For VFI I get more or less none of the above errors while running with a CW freq of 190MHz(maybe 1/1000). While at 200MHz, that number increases significantly.

EMFI is the one that is causing the most trouble. Seemingly independent of frequency of the CW, I can get a lot of the above errors. When I run a glitch campaign with parameters that cause no unusual behavior(normal execution of target application), I get little of the above errors. But when a glitch campaign that can cause resets and successful glitches run, the above errors are prevalent(maybe 1/4). This results in the glitching campaign running quite slow.

I don’t have the exact number of how prevalent each of the independent errors are, but I believe from memory that the “Received fewer points than expected:” error is occurring most. I can provide some numbers if necessary.


As I understand, the ADC of the CW-Lite has a limit of 105MS/s. Could it then be that by running the CW with a very high frequency(200MHz), the ADC will not “keep up”? I guess this is not the total truth, as I have seen forum posts here(by you guys at NewAE) stating that you run your attacks at 200MHz.

For EMFI, it is of course interesting that the ADC seems much more unstable when the target is being reset and glitched successfully. I make sure that the target is reset if no trigger signal is seen(as it could be that the target was reset/locked during the last glitch). Should I always just reset the target? Even if I got a normal/successful response from target?

Considering I get much less errors with my VFI setup than my EMFI setup, could this be the result of the CW sampling signals on both IO3 and IO4 with EMFI? I would guess not, as they are not sampling at the same time.

If anyone have any insights to share I would appreciate to hear them. Thanks!


This is expected behaviour. All the glitch logic stuff should work at 200MS/s and beyond, but capturing power traces, which is what your errors are related to, isn’t guaranteed to work beyond 105MS/s. Usually devices will have a good bit of headroom above this, but it varies pretty heavily per device and often depends on things like temperature and power supply stability.

This could be talking about the new Husky, which has a 200MS/s ADC, but it could also be talking about things that only use the glitch hardware. We’ve got a glitch example for an LPC1114 bootloader that usually runs the ChipWhisperer at 200MHz.
........
WHAT THE EXERCISE ASKS -> From the text on ChipWhisperer glitching errors, reproduce word for word the part that opens with the words containing "For EMFI, it" and closes with "the same time.".

DATASET EXCERPTS ->
........
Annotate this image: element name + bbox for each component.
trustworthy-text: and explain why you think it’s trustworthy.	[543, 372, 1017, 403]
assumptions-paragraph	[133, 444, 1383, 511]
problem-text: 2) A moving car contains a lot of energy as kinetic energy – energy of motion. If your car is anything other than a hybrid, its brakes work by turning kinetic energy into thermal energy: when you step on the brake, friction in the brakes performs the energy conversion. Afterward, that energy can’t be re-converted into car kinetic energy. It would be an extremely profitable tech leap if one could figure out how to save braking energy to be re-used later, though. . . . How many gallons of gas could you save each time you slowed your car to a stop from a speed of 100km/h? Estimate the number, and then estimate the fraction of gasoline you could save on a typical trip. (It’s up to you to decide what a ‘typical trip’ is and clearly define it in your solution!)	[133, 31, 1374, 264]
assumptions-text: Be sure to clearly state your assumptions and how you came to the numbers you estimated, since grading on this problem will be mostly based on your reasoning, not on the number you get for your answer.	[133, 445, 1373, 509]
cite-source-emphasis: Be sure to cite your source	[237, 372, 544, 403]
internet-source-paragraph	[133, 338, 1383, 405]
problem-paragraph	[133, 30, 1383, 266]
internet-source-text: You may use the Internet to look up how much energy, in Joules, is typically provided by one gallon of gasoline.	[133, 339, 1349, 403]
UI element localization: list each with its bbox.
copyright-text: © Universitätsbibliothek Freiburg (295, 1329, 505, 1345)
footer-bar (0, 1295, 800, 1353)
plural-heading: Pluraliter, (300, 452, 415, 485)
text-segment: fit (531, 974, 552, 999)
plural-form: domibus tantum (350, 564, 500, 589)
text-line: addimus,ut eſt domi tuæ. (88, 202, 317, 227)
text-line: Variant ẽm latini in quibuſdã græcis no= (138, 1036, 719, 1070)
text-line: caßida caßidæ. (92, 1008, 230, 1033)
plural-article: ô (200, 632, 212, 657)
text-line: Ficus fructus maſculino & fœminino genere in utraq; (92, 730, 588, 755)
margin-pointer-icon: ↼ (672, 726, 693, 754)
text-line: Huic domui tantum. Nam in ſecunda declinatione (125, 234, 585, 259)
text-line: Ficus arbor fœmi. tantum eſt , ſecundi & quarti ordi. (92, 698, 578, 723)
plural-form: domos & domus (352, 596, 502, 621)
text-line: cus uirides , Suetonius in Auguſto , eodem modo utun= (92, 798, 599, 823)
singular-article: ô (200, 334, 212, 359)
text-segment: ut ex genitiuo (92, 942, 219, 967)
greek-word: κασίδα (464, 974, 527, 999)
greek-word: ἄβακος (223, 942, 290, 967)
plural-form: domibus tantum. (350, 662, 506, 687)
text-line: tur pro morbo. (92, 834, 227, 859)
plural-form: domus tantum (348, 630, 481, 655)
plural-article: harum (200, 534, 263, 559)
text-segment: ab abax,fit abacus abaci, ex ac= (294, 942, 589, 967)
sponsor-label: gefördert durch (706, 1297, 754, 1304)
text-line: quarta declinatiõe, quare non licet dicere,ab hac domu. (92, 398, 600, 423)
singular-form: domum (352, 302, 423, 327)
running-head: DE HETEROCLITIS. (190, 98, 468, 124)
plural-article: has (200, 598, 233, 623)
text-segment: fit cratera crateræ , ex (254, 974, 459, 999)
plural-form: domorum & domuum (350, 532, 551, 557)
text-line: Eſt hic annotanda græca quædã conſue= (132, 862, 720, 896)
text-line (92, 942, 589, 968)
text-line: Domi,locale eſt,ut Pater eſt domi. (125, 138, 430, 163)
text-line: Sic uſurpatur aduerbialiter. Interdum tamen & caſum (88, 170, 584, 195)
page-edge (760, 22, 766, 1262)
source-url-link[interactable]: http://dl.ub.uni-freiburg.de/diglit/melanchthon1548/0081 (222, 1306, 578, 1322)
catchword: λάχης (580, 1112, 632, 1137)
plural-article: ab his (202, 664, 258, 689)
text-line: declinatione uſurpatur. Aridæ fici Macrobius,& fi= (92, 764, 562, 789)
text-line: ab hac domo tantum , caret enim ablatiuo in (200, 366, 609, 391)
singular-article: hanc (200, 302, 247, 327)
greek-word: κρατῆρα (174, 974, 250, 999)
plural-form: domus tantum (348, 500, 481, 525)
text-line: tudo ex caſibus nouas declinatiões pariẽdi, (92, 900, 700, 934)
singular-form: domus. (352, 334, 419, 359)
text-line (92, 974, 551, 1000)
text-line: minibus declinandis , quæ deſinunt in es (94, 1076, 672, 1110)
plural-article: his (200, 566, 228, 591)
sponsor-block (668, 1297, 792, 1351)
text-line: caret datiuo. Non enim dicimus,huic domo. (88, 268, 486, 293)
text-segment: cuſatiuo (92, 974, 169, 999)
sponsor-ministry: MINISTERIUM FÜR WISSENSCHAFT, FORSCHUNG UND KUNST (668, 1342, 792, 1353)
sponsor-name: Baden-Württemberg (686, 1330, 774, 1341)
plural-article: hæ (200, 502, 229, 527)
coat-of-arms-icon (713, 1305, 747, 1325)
........
ANSWER TO THIS TASK ->
For EMFI, it is of course interesting that the ADC seems much more unstable when the target is being reset and glitched successfully. I make sure that the target is reset if no trigger signal is seen(as it could be that the target was reset/locked during the last glitch). Should I always just reset the target? Even if I got a normal/successful response from target?

Considering I get much less errors with my VFI setup than my EMFI setup, could this be the result of the CW sampling signals on both IO3 and IO4 with EMFI? I would guess not, as they are not sampling at the same time.